[Records from a collection]

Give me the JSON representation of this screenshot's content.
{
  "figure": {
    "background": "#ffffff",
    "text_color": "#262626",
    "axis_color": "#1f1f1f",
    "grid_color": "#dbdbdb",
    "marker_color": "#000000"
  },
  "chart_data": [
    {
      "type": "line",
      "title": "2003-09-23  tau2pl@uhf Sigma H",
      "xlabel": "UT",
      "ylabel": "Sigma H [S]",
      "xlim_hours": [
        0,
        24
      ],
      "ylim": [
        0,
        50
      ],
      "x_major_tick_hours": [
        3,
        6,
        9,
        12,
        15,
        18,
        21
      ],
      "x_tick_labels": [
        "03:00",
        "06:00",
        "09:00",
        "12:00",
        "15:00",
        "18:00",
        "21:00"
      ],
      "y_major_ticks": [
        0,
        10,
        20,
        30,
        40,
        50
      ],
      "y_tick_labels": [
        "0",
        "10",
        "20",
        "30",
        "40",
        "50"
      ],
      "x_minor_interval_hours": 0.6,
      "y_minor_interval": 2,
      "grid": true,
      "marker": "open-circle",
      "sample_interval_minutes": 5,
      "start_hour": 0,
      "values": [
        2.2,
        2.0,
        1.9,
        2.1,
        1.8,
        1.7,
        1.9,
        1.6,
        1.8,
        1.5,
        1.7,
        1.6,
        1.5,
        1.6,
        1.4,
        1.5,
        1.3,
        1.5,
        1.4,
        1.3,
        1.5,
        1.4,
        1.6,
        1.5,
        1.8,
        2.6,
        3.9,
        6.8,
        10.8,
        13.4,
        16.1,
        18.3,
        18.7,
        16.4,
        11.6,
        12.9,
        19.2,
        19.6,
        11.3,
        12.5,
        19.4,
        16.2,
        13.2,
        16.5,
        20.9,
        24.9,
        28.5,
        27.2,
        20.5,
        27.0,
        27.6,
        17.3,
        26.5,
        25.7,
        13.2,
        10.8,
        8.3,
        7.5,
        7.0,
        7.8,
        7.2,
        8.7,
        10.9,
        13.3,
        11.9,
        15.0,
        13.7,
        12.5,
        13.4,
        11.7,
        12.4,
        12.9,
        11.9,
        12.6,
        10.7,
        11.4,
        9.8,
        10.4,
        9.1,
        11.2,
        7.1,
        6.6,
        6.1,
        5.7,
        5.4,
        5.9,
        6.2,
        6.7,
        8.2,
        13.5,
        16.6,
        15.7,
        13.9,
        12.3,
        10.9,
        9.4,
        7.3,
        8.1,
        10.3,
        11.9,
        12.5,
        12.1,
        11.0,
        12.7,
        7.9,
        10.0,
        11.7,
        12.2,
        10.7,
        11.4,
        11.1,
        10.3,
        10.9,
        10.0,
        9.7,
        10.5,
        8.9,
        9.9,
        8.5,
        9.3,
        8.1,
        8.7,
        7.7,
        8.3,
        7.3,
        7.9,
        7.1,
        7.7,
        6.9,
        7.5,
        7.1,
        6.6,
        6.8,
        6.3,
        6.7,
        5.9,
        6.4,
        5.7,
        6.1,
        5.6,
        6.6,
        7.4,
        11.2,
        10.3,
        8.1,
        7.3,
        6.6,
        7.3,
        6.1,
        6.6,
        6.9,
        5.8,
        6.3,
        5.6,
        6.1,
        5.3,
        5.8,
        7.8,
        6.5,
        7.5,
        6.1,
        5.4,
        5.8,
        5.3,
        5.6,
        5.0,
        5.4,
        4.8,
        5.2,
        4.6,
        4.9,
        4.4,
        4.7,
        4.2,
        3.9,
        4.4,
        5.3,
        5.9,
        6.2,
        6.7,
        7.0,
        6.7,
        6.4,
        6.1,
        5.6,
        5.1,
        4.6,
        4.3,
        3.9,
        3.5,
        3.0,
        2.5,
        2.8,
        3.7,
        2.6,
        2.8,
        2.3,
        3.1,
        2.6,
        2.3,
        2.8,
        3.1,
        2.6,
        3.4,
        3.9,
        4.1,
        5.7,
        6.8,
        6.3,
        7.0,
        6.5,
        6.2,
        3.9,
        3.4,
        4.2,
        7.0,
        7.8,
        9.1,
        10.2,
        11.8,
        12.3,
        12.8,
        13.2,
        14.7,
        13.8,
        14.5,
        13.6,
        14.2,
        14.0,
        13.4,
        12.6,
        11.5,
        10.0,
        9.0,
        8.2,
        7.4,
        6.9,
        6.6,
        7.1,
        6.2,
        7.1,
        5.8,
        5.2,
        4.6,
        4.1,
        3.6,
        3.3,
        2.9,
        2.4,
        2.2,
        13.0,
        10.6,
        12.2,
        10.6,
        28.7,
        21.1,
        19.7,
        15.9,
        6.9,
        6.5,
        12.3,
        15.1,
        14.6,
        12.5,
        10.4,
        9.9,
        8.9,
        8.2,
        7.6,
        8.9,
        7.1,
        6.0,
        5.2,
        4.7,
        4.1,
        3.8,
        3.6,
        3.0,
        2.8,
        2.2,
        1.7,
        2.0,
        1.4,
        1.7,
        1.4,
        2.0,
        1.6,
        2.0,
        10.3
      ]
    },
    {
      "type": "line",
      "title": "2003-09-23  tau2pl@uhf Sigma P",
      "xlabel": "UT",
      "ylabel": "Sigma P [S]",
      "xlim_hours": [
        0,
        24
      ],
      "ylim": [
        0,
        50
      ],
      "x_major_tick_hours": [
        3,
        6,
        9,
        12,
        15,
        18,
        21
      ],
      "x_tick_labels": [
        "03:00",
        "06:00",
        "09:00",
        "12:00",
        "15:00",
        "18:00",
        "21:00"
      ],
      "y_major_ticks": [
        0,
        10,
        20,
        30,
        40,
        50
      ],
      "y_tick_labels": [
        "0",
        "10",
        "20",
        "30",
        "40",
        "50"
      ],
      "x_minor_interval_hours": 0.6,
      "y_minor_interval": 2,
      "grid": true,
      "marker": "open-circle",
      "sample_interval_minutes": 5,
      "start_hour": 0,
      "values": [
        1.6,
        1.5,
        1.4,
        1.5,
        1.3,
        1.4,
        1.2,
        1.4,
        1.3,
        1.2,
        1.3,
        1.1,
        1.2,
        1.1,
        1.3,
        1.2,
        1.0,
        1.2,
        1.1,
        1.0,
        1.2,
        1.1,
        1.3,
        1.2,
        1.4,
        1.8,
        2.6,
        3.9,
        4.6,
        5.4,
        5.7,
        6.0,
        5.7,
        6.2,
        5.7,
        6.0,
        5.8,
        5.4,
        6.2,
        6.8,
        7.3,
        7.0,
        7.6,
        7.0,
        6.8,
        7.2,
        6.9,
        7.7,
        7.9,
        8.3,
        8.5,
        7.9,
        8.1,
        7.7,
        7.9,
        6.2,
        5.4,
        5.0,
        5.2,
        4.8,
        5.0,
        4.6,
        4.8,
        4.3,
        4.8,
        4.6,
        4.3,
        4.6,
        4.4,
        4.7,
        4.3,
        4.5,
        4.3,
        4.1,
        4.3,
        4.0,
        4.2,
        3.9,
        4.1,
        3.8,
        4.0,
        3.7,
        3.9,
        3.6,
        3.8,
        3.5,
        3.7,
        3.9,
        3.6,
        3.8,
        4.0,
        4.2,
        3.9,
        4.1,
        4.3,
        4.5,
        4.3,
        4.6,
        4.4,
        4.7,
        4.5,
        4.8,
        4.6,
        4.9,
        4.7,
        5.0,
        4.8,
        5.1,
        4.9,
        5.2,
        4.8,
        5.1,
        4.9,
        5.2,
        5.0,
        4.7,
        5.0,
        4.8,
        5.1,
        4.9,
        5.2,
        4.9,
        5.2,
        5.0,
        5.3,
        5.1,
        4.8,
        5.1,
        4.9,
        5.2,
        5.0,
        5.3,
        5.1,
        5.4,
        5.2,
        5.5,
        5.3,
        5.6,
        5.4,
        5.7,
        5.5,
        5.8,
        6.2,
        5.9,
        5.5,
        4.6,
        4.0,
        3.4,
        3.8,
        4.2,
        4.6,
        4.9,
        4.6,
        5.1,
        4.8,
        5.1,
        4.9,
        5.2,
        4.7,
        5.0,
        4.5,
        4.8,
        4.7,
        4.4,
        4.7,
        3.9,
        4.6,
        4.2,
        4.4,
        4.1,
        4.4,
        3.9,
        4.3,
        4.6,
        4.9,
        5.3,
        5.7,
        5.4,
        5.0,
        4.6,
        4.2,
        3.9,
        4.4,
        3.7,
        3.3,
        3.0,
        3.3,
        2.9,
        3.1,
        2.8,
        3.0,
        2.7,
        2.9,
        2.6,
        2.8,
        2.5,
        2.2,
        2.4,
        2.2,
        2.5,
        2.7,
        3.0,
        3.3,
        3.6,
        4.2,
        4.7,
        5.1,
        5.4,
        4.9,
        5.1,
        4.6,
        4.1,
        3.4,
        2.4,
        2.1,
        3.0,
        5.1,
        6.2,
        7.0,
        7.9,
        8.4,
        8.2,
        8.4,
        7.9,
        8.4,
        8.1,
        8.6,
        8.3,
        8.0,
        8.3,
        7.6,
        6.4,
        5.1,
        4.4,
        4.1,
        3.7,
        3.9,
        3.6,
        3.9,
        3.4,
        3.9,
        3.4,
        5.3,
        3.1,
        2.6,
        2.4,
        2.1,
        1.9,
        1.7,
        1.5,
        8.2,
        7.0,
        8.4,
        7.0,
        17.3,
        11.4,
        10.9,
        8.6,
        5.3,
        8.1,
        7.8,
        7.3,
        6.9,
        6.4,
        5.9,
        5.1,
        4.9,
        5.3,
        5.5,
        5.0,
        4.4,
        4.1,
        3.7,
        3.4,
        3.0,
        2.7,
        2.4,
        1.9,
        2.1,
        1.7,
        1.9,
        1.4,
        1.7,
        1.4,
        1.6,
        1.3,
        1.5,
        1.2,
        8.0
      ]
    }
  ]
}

= Your task =
Gather all lines with the string "title" from the data.

= Written answer =
      "title": "2003-09-23  tau2pl@uhf Sigma H",
      "title": "2003-09-23  tau2pl@uhf Sigma P",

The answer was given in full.